> [Quoted text]
# # # # # # #

Monday, November 4, 2013

Numbers



    In the realm of Azeroth we seem to be surrounded by numbers.  They are everywhere.  Item level, character level, DPS, there is no escaping numbers.  Numbers can be a good thing, but they can also be abused.

   Let’s take the pet score.  This may be a number you are not familiar with.  Wowprogress is a site that ranks all kinds of things, realms, and characters by item level, guilds by progression and more.  One of the rankings on this site is something called a pet score.  Without knowing anything about how the site makes a ranking determination you could make all kinds of assumptions.  You might assume that the number of pet battles or the number of PvP battles you have one might be factored into computing this score.  One assumption I made was that the number of pet related achievement points was factored into this score.  The other day I found out I was very wrong in my assumption.

   In my guild, is a shaman, Wildsong by name.  She is (or was) the undisputed pet champion.  If it’s a collectible pet, she has it.  She has the Ethereal Soul Trader; she has the various rare drops from throne of thunder.  She has over 500 unique pets.  In checking her ranking, she is first in the guild and fifth on the server for pet score.  This, of course makes perfect sense.  It did until the other day.

   I am online the other day, plodding about and an achievement toast comes up in guild chat.  “Wildsong has earned the achievement Taming the World”.  Along with that toast was another one announcing she had defeated Grand Master Aki.  I was stunned.  I got the tamer achievement a long time ago.  I would have figured Wildsong did too.  I congratulated her on her achievement and took the time to ask how the Celestial Tournament was going for her.  Her response was that she had not yet beaten it, but now that she had beaten the tamers in Pandaria, she had hope and confidence.

   I thought it would have gone without saying that she would have beat not only the Pandaria tamers, but the Tournament as well, based on her pet score and ranking.  I have managed to beat the Tournament five times now.  I have two of the reward pets to prove it and am working on the third.  My ranking is second within the guild and ninth on the server.  Apparently these scores and rankings followed some logic I was not familiar with.

# # # # # # #

> [Set task] Decide whether each statement agrees with the pet score post above, answering yes or no and quoting the deciding words: (a) Wildsong has more than 500 unique pets. (b) The writer has beaten the Celestial Tournament five times. (c) Wildsong had already beaten the Celestial Tournament when she earned Taming the World.

> [Data excerpts]
# # # # # # #

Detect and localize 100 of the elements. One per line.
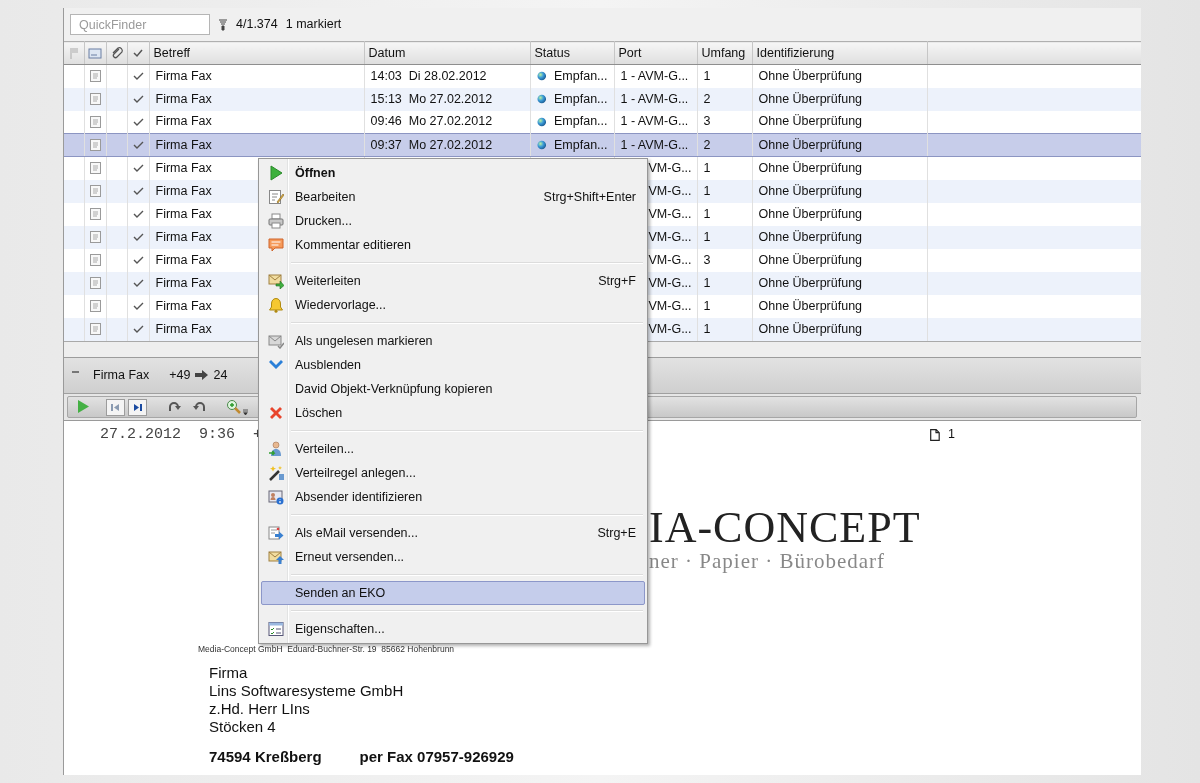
page-count: 1 <box>948 426 955 444</box>
menu-item[interactable]: Verteilen... <box>261 437 645 461</box>
table-row[interactable]: Firma Fax 14:03 Di 28.02.2012 Empfan... 1 - AVM-G... 1 Ohne Überprüfung <box>64 64 1141 88</box>
logo-text: IA-CONCEPT <box>649 506 922 550</box>
person-icon <box>268 441 284 457</box>
address-line: Stöcken 4 <box>209 717 277 736</box>
menu-item[interactable]: Erneut versenden... <box>261 545 645 569</box>
menu-item[interactable]: Löschen <box>261 401 645 425</box>
table-cell: 1 <box>697 294 752 318</box>
status-text: Empfan... <box>554 67 608 85</box>
comment-icon <box>268 237 284 253</box>
sender-address: Media-Concept GmbH Eduard-Buchner-Str. 19 85662 Hohenbrunn <box>198 643 456 656</box>
table-cell: 1 <box>697 202 752 226</box>
column-header[interactable]: Identifizierung <box>752 41 927 65</box>
properties-icon <box>268 621 284 637</box>
document-icon <box>89 277 101 289</box>
zoom-in-icon <box>226 398 250 415</box>
address-line: z.Hd. Herr LIns <box>209 699 311 718</box>
table-cell: 1 - AVM-G... <box>614 64 697 88</box>
table-cell: Ohne Überprüfung <box>752 64 927 88</box>
play-icon <box>268 165 284 181</box>
table-row[interactable]: Firma Fax 09:37 Mo 27.02.2012 Empfan... 1 - AVM-G... 2 Ohne Überprüfung <box>64 133 1141 157</box>
document-icon <box>89 254 101 266</box>
table-cell: 1 <box>697 64 752 88</box>
table-cell: Ohne Überprüfung <box>752 317 927 341</box>
document-icon <box>89 93 101 105</box>
status-text: Empfan... <box>554 113 608 131</box>
undo-icon <box>192 400 206 413</box>
table-row[interactable]: Firma Fax 15:13 Mo 27.02.2012 Empfan... 1 - AVM-G... 2 Ohne Überprüfung <box>64 87 1141 111</box>
document-icon <box>89 323 101 335</box>
table-cell: Firma Fax <box>149 87 364 111</box>
menu-item[interactable]: Senden an EKO <box>261 581 645 605</box>
document-icon <box>89 115 101 128</box>
table-cell: Ohne Überprüfung <box>752 133 927 157</box>
document-icon <box>89 139 101 151</box>
sender-text: Firma Fax <box>93 366 150 384</box>
menu-item[interactable]: Eigenschaften... <box>261 617 645 641</box>
count-text: 4/1.374 <box>236 16 278 34</box>
table-cell: 1 - AVM-G... <box>614 87 697 111</box>
printer-icon <box>268 213 284 229</box>
quickfinder-field[interactable]: QuickFinder <box>70 14 210 35</box>
column-header[interactable]: Betreff <box>149 41 364 65</box>
play-icon <box>76 400 90 413</box>
page-icon <box>930 428 941 441</box>
document-icon <box>89 185 101 197</box>
envelope-icon <box>268 333 284 349</box>
table-cell: Ohne Überprüfung <box>752 225 927 249</box>
table-cell: Ohne Überprüfung <box>752 271 927 295</box>
last-page-button[interactable] <box>128 398 147 416</box>
table-cell: 3 <box>697 248 752 272</box>
fax-number: per Fax 07957-926929 <box>359 747 514 766</box>
table-cell: 1 <box>697 225 752 249</box>
status-text: Empfan... <box>554 90 608 108</box>
menu-item[interactable]: Verteilregel anlegen... <box>261 461 645 485</box>
table-cell: Firma Fax <box>149 133 364 157</box>
column-header[interactable]: Status <box>530 41 614 65</box>
table-cell: 2 <box>697 133 752 157</box>
table-cell: 1 <box>697 179 752 203</box>
menu-item[interactable]: Absender identifizieren <box>261 485 645 509</box>
document-icon <box>89 162 101 175</box>
document-icon <box>89 70 101 83</box>
status-dot-icon <box>536 94 546 104</box>
status-dot-icon <box>536 140 546 150</box>
document-icon <box>89 208 101 220</box>
forward-mail-icon <box>268 273 284 289</box>
menu-item[interactable]: Ausblenden <box>261 353 645 377</box>
table-cell: 1 <box>697 271 752 295</box>
address-line: Firma <box>209 663 249 682</box>
column-header[interactable]: Datum <box>364 41 530 65</box>
address-line: 74594 Kreßberg <box>209 747 322 766</box>
address-line: Lins Softwaresysteme GmbH <box>209 681 405 700</box>
status-dot-icon <box>536 71 546 82</box>
table-cell: 1 <box>697 317 752 341</box>
filter-icon[interactable] <box>218 18 228 31</box>
send-icon <box>268 525 284 541</box>
column-header[interactable]: Umfang <box>697 41 752 65</box>
table-cell: 09:37 Mo 27.02.2012 <box>364 133 530 157</box>
document-icon <box>89 300 101 312</box>
redo-icon <box>167 400 181 413</box>
table-cell: Ohne Überprüfung <box>752 156 927 180</box>
table-cell: 1 <box>697 156 752 180</box>
contact-card-icon <box>268 489 284 505</box>
menu-item[interactable]: David Objekt-Verknüpfung kopieren <box>261 377 645 401</box>
status-dot-icon <box>536 116 546 127</box>
status-text: Empfan... <box>554 136 608 154</box>
document-icon <box>89 231 101 243</box>
menu-item[interactable]: Als eMail versenden... Strg+E <box>261 521 645 545</box>
table-cell: 1 - AVM-G... <box>614 133 697 157</box>
table-cell: 15:13 Mo 27.02.2012 <box>364 87 530 111</box>
column-header[interactable]: Port <box>614 41 697 65</box>
table-cell: Ohne Überprüfung <box>752 202 927 226</box>
table-cell: Ohne Überprüfung <box>752 179 927 203</box>
table-cell: Ohne Überprüfung <box>752 294 927 318</box>
table-cell: Ohne Überprüfung <box>752 87 927 111</box>
tagline-text: ner · Papier · Bürobedarf <box>649 550 887 574</box>
selection-text: 1 markiert <box>285 16 342 34</box>
edit-icon <box>268 189 284 205</box>
arrow-icon <box>194 369 210 381</box>
bell-icon <box>268 297 284 313</box>
table-cell: Firma Fax <box>149 64 364 88</box>
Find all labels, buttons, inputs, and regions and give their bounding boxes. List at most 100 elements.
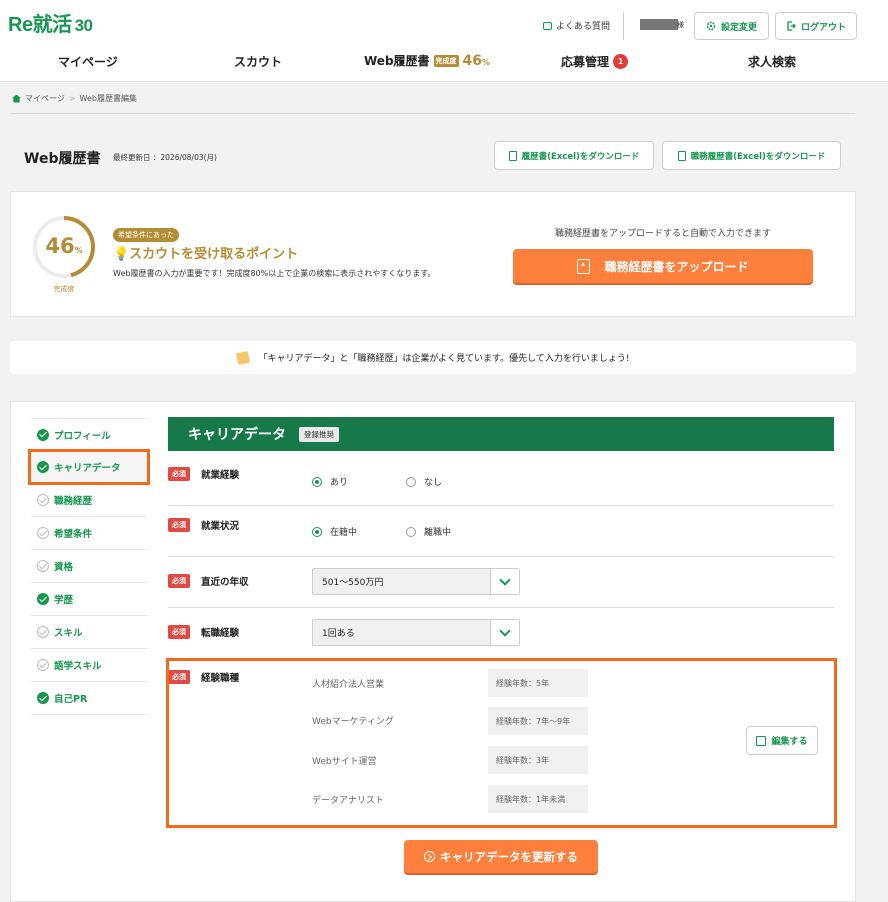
document-icon (677, 150, 686, 161)
status-unemployed-radio[interactable]: 離職中 (406, 525, 451, 538)
employment-label: 就業経験 (201, 470, 240, 481)
income-label: 直近の年収 (201, 577, 249, 588)
logout-icon (787, 21, 796, 31)
radio-label: なし (424, 478, 443, 488)
radio-label: 在籍中 (330, 528, 358, 538)
download-career-button[interactable]: 職務履歴書(Excel)をダウンロード (662, 141, 841, 170)
row-divider (168, 505, 834, 506)
document-icon (508, 150, 517, 161)
logo[interactable]: Re就活 30 (8, 8, 93, 37)
nav-job-search-label: 求人検索 (748, 55, 797, 69)
income-value: 501～550万円 (322, 578, 384, 588)
faq-link[interactable]: よくある質問 (543, 19, 610, 32)
required-badge: 必須 (168, 518, 190, 532)
chevron-down-icon[interactable] (490, 569, 519, 594)
check-outline-icon (37, 560, 49, 572)
pencil-icon (235, 350, 250, 365)
sidebar-item-label: スキル (54, 628, 83, 639)
completion-label: 完成度 (53, 285, 75, 293)
check-icon (37, 692, 49, 704)
completion-value-unit: % (74, 246, 83, 255)
notification-badge: 1 (613, 54, 629, 69)
radio-label: 離職中 (424, 528, 452, 538)
check-outline-icon (37, 626, 49, 638)
user-suffix: 様 (677, 21, 684, 29)
completion-badge: 完成度 (433, 54, 459, 67)
check-icon (37, 428, 49, 441)
check-outline-icon (37, 659, 49, 671)
breadcrumb-home[interactable]: マイページ (25, 93, 65, 104)
status-employed-radio[interactable]: 在籍中 (312, 525, 357, 538)
logout-button[interactable]: ログアウト (775, 12, 857, 40)
home-icon[interactable] (12, 94, 21, 103)
settings-button[interactable]: 設定変更 (694, 12, 769, 40)
sidebar-item-preferences[interactable]: 希望条件 (31, 517, 147, 550)
required-badge: 必須 (168, 625, 190, 639)
download-resume-button[interactable]: 履歴書(Excel)をダウンロード (494, 141, 654, 170)
chevron-down-icon[interactable] (490, 620, 519, 645)
sidebar-item-label: 自己PR (54, 694, 88, 705)
sidebar-item-label: 職務経歴 (54, 496, 93, 507)
update-career-data-button[interactable]: キャリアデータを更新する (404, 840, 598, 873)
completion-value-number: 46 (45, 234, 75, 258)
nav-scout[interactable]: スカウト (234, 53, 282, 70)
sidebar-highlight (28, 449, 150, 485)
sidebar-item-language[interactable]: 語学スキル (31, 649, 147, 682)
nav-applications-label: 応募管理 (561, 55, 610, 69)
nav-mypage-label: マイページ (58, 55, 118, 69)
scout-point-description: Web履歴書の入力が重要です！完成度80%以上で企業の検索に表示されやすくなりま… (113, 269, 436, 278)
page-title: Web履歴書 (24, 151, 101, 167)
user-name-redacted (640, 19, 678, 30)
header-divider (623, 12, 624, 40)
employment-no-radio[interactable]: なし (406, 475, 442, 488)
completion-percent-unit: % (482, 57, 491, 67)
sidebar-item-work-history[interactable]: 職務経歴 (31, 484, 147, 517)
employment-yes-radio[interactable]: あり (312, 475, 348, 488)
row-divider (168, 607, 834, 608)
check-icon (37, 593, 49, 605)
download-resume-label: 履歴書(Excel)をダウンロード (521, 151, 640, 162)
radio-label: あり (330, 478, 349, 488)
upload-career-label: 職務経歴書をアップロード (604, 259, 749, 274)
radio-icon (406, 476, 416, 487)
upload-career-button[interactable]: 職務経歴書をアップロード (513, 249, 813, 283)
sidebar-item-education[interactable]: 学歴 (31, 583, 147, 616)
breadcrumb-current: Web履歴書編集 (79, 94, 137, 103)
completion-value: 46% (32, 234, 96, 258)
sidebar-item-label: 希望条件 (54, 529, 93, 540)
sidebar-item-qualifications[interactable]: 資格 (31, 550, 147, 583)
job-change-select[interactable]: 1回ある (312, 619, 520, 646)
sidebar-item-label: 語学スキル (54, 661, 102, 672)
status-label: 就業状況 (201, 521, 240, 532)
divider (10, 113, 855, 114)
check-outline-icon (37, 494, 49, 506)
nav-applications[interactable]: 応募管理 1 (561, 53, 629, 70)
nav-mypage[interactable]: マイページ (58, 53, 118, 70)
row-divider (168, 556, 834, 557)
job-change-value: 1回ある (322, 629, 355, 639)
condition-pill: 希望条件にあった (113, 228, 179, 242)
radio-selected-icon (312, 526, 322, 537)
completion-percent-value: 46 (462, 52, 483, 69)
sidebar-item-label: 学歴 (54, 595, 74, 606)
recommended-tag: 登録推奨 (299, 426, 339, 442)
sidebar-item-self-pr[interactable]: 自己PR (31, 682, 147, 715)
breadcrumb-separator: > (68, 94, 76, 103)
nav-job-search[interactable]: 求人検索 (748, 53, 796, 70)
faq-label: よくある質問 (556, 22, 611, 32)
upload-icon (577, 258, 591, 274)
breadcrumb: マイページ > Web履歴書編集 (12, 93, 137, 104)
sidebar-item-label: プロフィール (54, 430, 111, 442)
sidebar-item-profile[interactable]: プロフィール (31, 418, 147, 451)
site-header: Re就活 30 よくある質問 様 設定変更 ログアウト マイページ スカウト We… (0, 0, 888, 82)
priority-notice-text: 「キャリアデータ」と「職務経歴」は企業がよく見ています。優先して入力を行いましょ… (258, 354, 630, 364)
radio-icon (406, 526, 416, 537)
sidebar-item-skills[interactable]: スキル (31, 616, 147, 649)
job-change-label: 転職経験 (201, 628, 240, 639)
sidebar-item-label: 資格 (54, 562, 74, 573)
arrow-circle-icon (424, 851, 435, 862)
income-select[interactable]: 501～550万円 (312, 568, 520, 595)
nav-resume[interactable]: Web履歴書 完成度 46% (364, 52, 490, 69)
section-title: キャリアデータ (188, 427, 286, 443)
chat-icon (543, 21, 552, 30)
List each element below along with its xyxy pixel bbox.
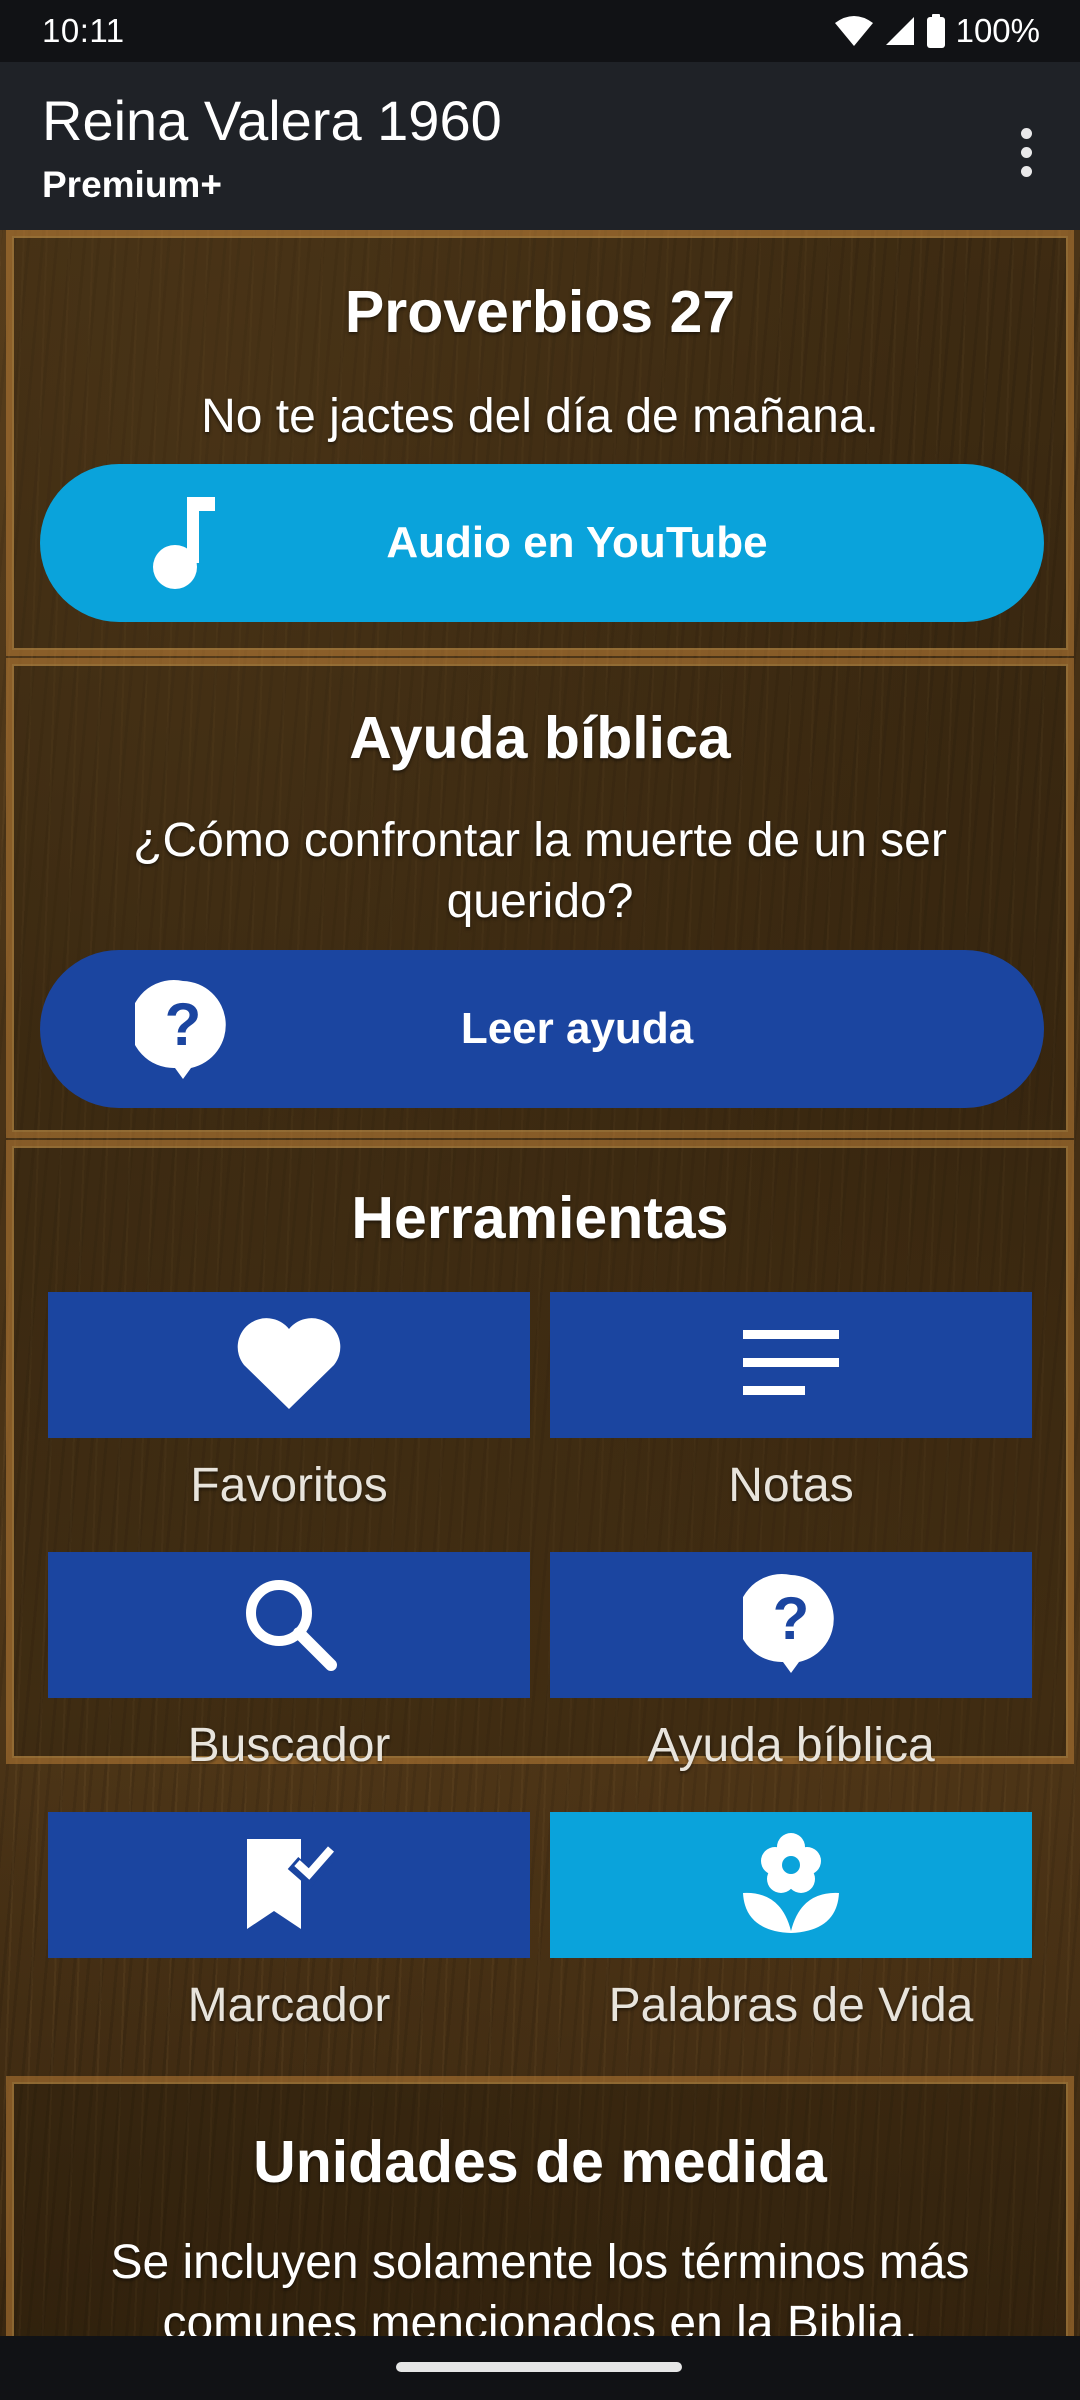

# # # # # # #

> [Solution for this exercise]
(a) Yes: "She has over 500 unique pets."
(b) Yes: "I have managed to beat the Tournament five times now."
(c) No: "Her response was that she had not yet beaten it"